Task brief
Omit every picture, then give all the entries again exactly.

Material shown
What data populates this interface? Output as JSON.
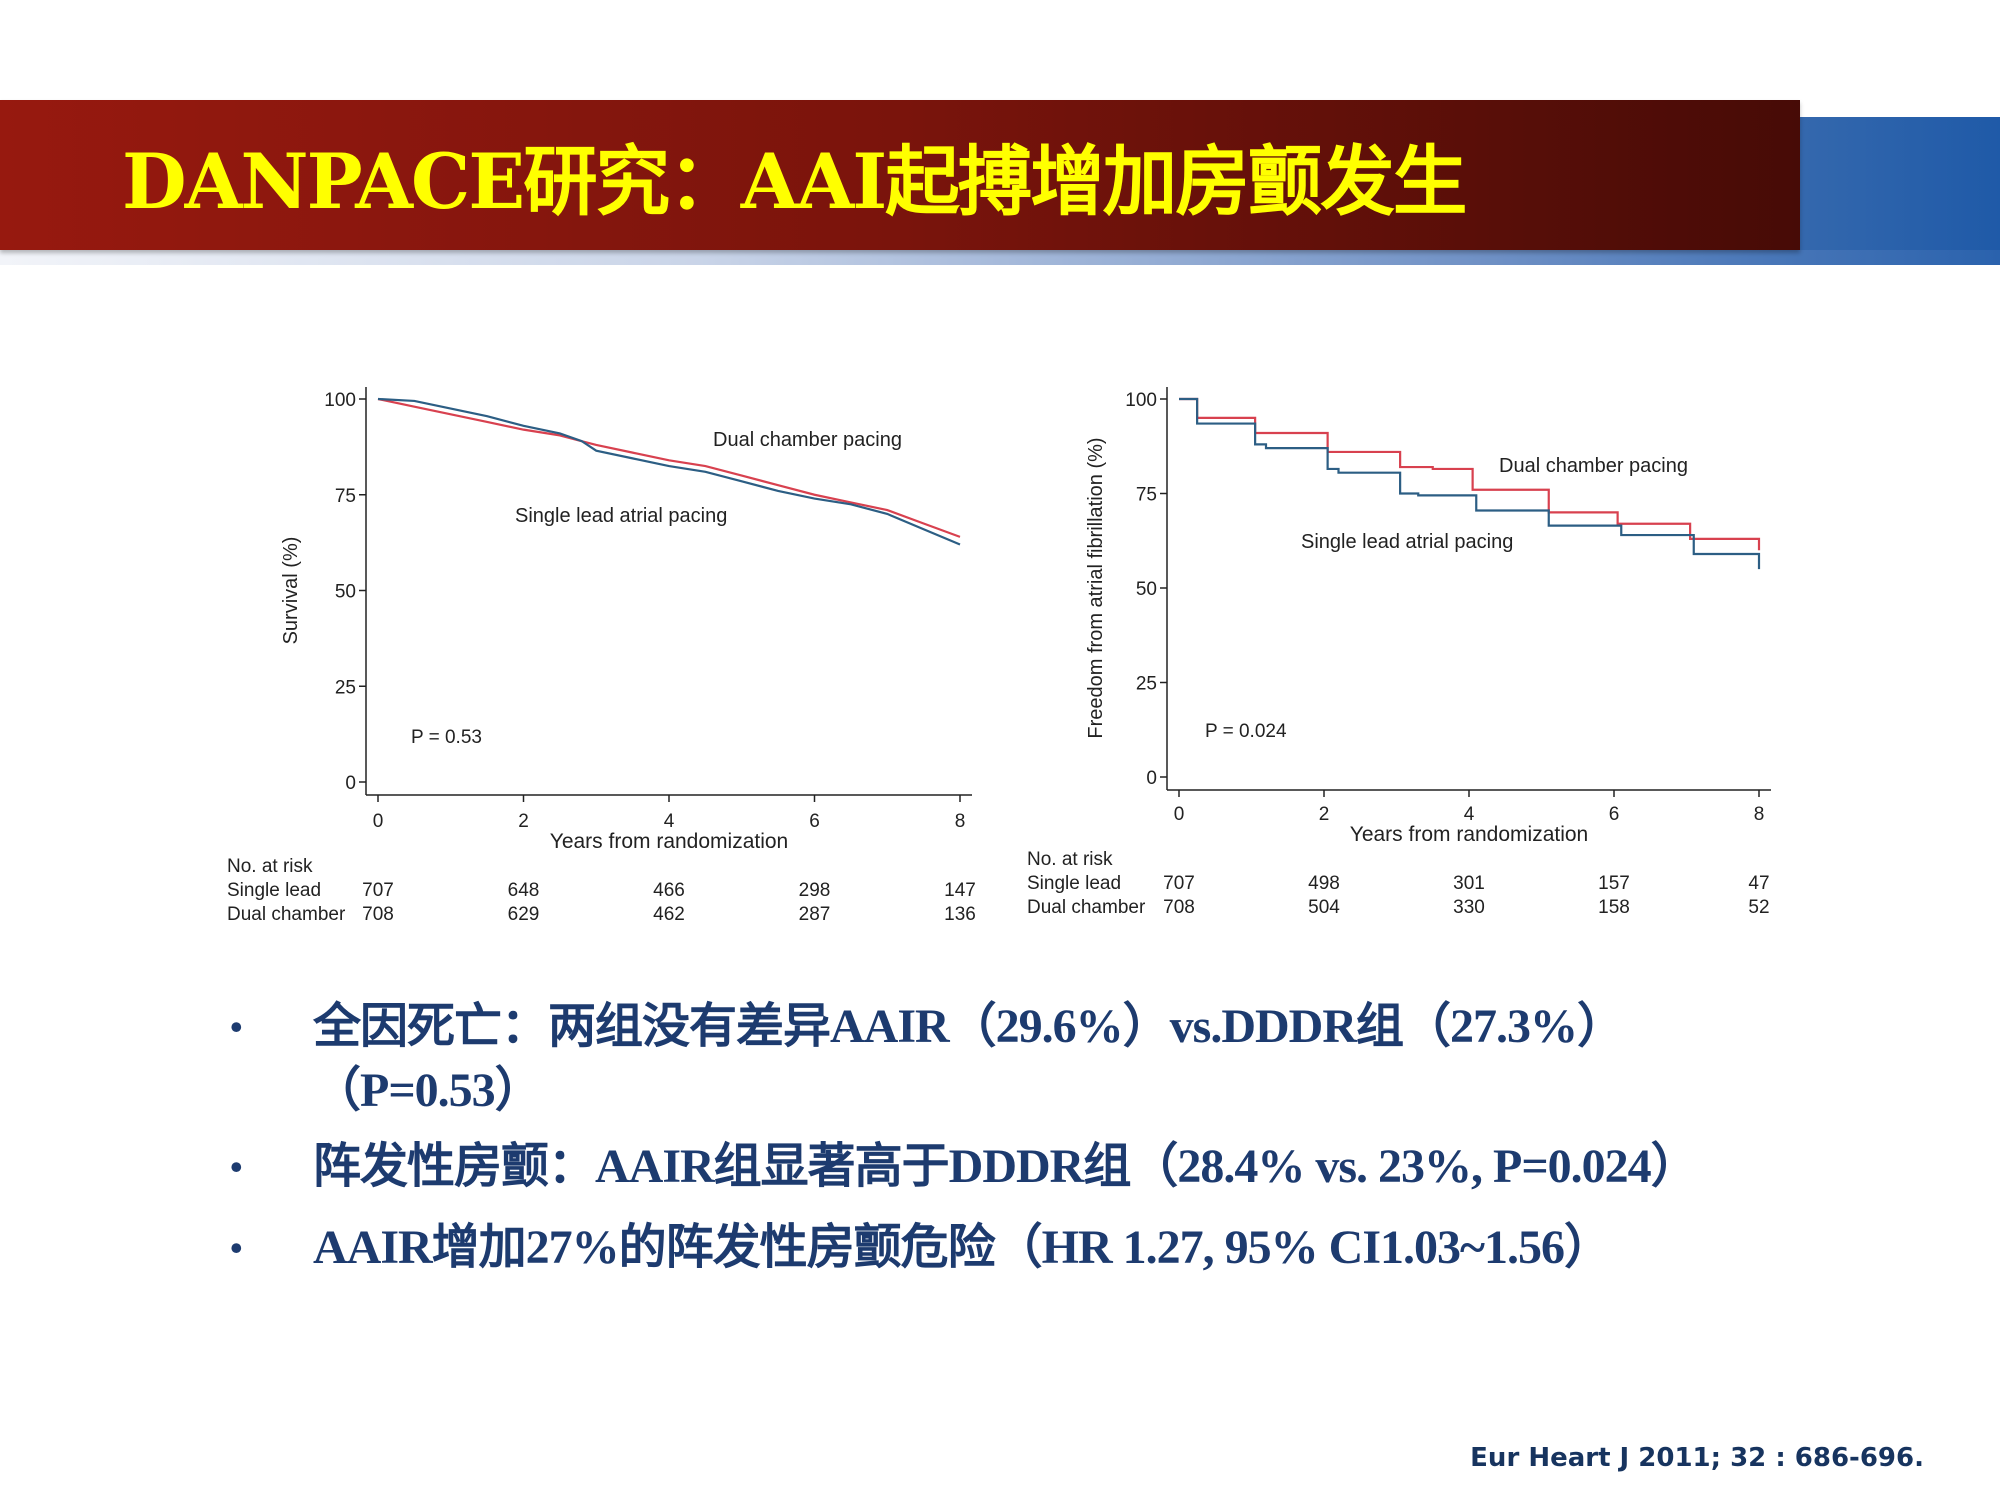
{
  "title": "DANPACE研究：AAI起搏增加房颤发生",
  "colors": {
    "dual": "#d8414f",
    "single": "#2c5e84",
    "title_text": "#ffff00",
    "bullets": "#1d3b6f"
  },
  "chart_data": [
    {
      "type": "line",
      "ylabel": "Survival (%)",
      "xlabel": "Years from randomization",
      "xticks": [
        "0",
        "2",
        "4",
        "6",
        "8"
      ],
      "yticks": [
        "0",
        "25",
        "50",
        "75",
        "100"
      ],
      "xlim": [
        0,
        8
      ],
      "ylim": [
        0,
        100
      ],
      "annotation": "P = 0.53",
      "step": false,
      "series": [
        {
          "name": "Dual chamber pacing",
          "color": "#d8414f",
          "x": [
            0,
            0.5,
            1,
            1.5,
            2,
            2.5,
            2.8,
            3,
            3.5,
            4,
            4.5,
            5,
            5.5,
            6,
            6.5,
            7,
            7.5,
            8
          ],
          "y": [
            100,
            98,
            96,
            94,
            92,
            90.5,
            89,
            88,
            86,
            84,
            82.5,
            80,
            77.5,
            75,
            73,
            71,
            67.5,
            64
          ]
        },
        {
          "name": "Single lead atrial pacing",
          "color": "#2c5e84",
          "x": [
            0,
            0.5,
            1,
            1.5,
            2,
            2.5,
            2.8,
            3,
            3.5,
            4,
            4.5,
            5,
            5.5,
            6,
            6.5,
            7,
            7.5,
            8
          ],
          "y": [
            100,
            99.5,
            97.5,
            95.5,
            93,
            91,
            89,
            86.5,
            84.5,
            82.5,
            81,
            78.5,
            76,
            74,
            72.5,
            70,
            66,
            62
          ]
        }
      ],
      "risk_table": {
        "header": "No. at risk",
        "rows": [
          {
            "label": "Single lead",
            "values": [
              "707",
              "648",
              "466",
              "298",
              "147"
            ]
          },
          {
            "label": "Dual chamber",
            "values": [
              "708",
              "629",
              "462",
              "287",
              "136"
            ]
          }
        ]
      }
    },
    {
      "type": "line",
      "ylabel": "Freedom from atrial fibrillation (%)",
      "xlabel": "Years from randomization",
      "xticks": [
        "0",
        "2",
        "4",
        "6",
        "8"
      ],
      "yticks": [
        "0",
        "25",
        "50",
        "75",
        "100"
      ],
      "xlim": [
        0,
        8
      ],
      "ylim": [
        0,
        100
      ],
      "annotation": "P = 0.024",
      "step": true,
      "series": [
        {
          "name": "Dual chamber pacing",
          "color": "#d8414f",
          "x": [
            0,
            0.25,
            1.05,
            2.05,
            3.05,
            3.5,
            4.05,
            5.1,
            6.05,
            7.05,
            8
          ],
          "y": [
            100,
            95,
            91,
            86,
            82,
            81.5,
            76,
            70,
            67,
            63,
            60
          ]
        },
        {
          "name": "Single lead atrial pacing",
          "color": "#2c5e84",
          "x": [
            0,
            0.25,
            1.05,
            1.2,
            2.05,
            2.2,
            3.05,
            3.3,
            4.1,
            5.1,
            6.1,
            7.1,
            8
          ],
          "y": [
            100,
            93.5,
            88,
            87,
            81.5,
            80.5,
            75,
            74.5,
            70.5,
            66.5,
            64,
            59,
            55
          ]
        }
      ],
      "risk_table": {
        "header": "No. at risk",
        "rows": [
          {
            "label": "Single lead",
            "values": [
              "707",
              "498",
              "301",
              "157",
              "47"
            ]
          },
          {
            "label": "Dual chamber",
            "values": [
              "708",
              "504",
              "330",
              "158",
              "52"
            ]
          }
        ]
      }
    }
  ],
  "bullets": [
    {
      "text": "全因死亡：两组没有差异AAIR（29.6%）vs.DDDR组（27.3%）",
      "cont": "（P=0.53）"
    },
    {
      "text": "阵发性房颤：AAIR组显著高于DDDR组（28.4% vs. 23%, P=0.024）"
    },
    {
      "text": "AAIR增加27%的阵发性房颤危险（HR 1.27, 95% CI1.03~1.56）"
    }
  ],
  "bullet_symbol": "•",
  "citation": "Eur Heart J 2011; 32 : 686-696."
}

Exercise result
What data populates this interface? Output as JSON.
{
  "title": "DANPACE研究：AAI起搏增加房颤发生",
  "colors": {
    "dual": "#d8414f",
    "single": "#2c5e84",
    "title_text": "#ffff00",
    "bullets": "#1d3b6f"
  },
  "chart_data": [
    {
      "type": "line",
      "ylabel": "Survival (%)",
      "xlabel": "Years from randomization",
      "xticks": [
        "0",
        "2",
        "4",
        "6",
        "8"
      ],
      "yticks": [
        "0",
        "25",
        "50",
        "75",
        "100"
      ],
      "xlim": [
        0,
        8
      ],
      "ylim": [
        0,
        100
      ],
      "annotation": "P = 0.53",
      "step": false,
      "series": [
        {
          "name": "Dual chamber pacing",
          "color": "#d8414f",
          "x": [
            0,
            0.5,
            1,
            1.5,
            2,
            2.5,
            2.8,
            3,
            3.5,
            4,
            4.5,
            5,
            5.5,
            6,
            6.5,
            7,
            7.5,
            8
          ],
          "y": [
            100,
            98,
            96,
            94,
            92,
            90.5,
            89,
            88,
            86,
            84,
            82.5,
            80,
            77.5,
            75,
            73,
            71,
            67.5,
            64
          ]
        },
        {
          "name": "Single lead atrial pacing",
          "color": "#2c5e84",
          "x": [
            0,
            0.5,
            1,
            1.5,
            2,
            2.5,
            2.8,
            3,
            3.5,
            4,
            4.5,
            5,
            5.5,
            6,
            6.5,
            7,
            7.5,
            8
          ],
          "y": [
            100,
            99.5,
            97.5,
            95.5,
            93,
            91,
            89,
            86.5,
            84.5,
            82.5,
            81,
            78.5,
            76,
            74,
            72.5,
            70,
            66,
            62
          ]
        }
      ],
      "risk_table": {
        "header": "No. at risk",
        "rows": [
          {
            "label": "Single lead",
            "values": [
              "707",
              "648",
              "466",
              "298",
              "147"
            ]
          },
          {
            "label": "Dual chamber",
            "values": [
              "708",
              "629",
              "462",
              "287",
              "136"
            ]
          }
        ]
      }
    },
    {
      "type": "line",
      "ylabel": "Freedom from atrial fibrillation (%)",
      "xlabel": "Years from randomization",
      "xticks": [
        "0",
        "2",
        "4",
        "6",
        "8"
      ],
      "yticks": [
        "0",
        "25",
        "50",
        "75",
        "100"
      ],
      "xlim": [
        0,
        8
      ],
      "ylim": [
        0,
        100
      ],
      "annotation": "P = 0.024",
      "step": true,
      "series": [
        {
          "name": "Dual chamber pacing",
          "color": "#d8414f",
          "x": [
            0,
            0.25,
            1.05,
            2.05,
            3.05,
            3.5,
            4.05,
            5.1,
            6.05,
            7.05,
            8
          ],
          "y": [
            100,
            95,
            91,
            86,
            82,
            81.5,
            76,
            70,
            67,
            63,
            60
          ]
        },
        {
          "name": "Single lead atrial pacing",
          "color": "#2c5e84",
          "x": [
            0,
            0.25,
            1.05,
            1.2,
            2.05,
            2.2,
            3.05,
            3.3,
            4.1,
            5.1,
            6.1,
            7.1,
            8
          ],
          "y": [
            100,
            93.5,
            88,
            87,
            81.5,
            80.5,
            75,
            74.5,
            70.5,
            66.5,
            64,
            59,
            55
          ]
        }
      ],
      "risk_table": {
        "header": "No. at risk",
        "rows": [
          {
            "label": "Single lead",
            "values": [
              "707",
              "498",
              "301",
              "157",
              "47"
            ]
          },
          {
            "label": "Dual chamber",
            "values": [
              "708",
              "504",
              "330",
              "158",
              "52"
            ]
          }
        ]
      }
    }
  ],
  "bullets": [
    {
      "text": "全因死亡：两组没有差异AAIR（29.6%）vs.DDDR组（27.3%）",
      "cont": "（P=0.53）"
    },
    {
      "text": "阵发性房颤：AAIR组显著高于DDDR组（28.4% vs. 23%, P=0.024）"
    },
    {
      "text": "AAIR增加27%的阵发性房颤危险（HR 1.27, 95% CI1.03~1.56）"
    }
  ],
  "bullet_symbol": "•",
  "citation": "Eur Heart J 2011; 32 : 686-696."
}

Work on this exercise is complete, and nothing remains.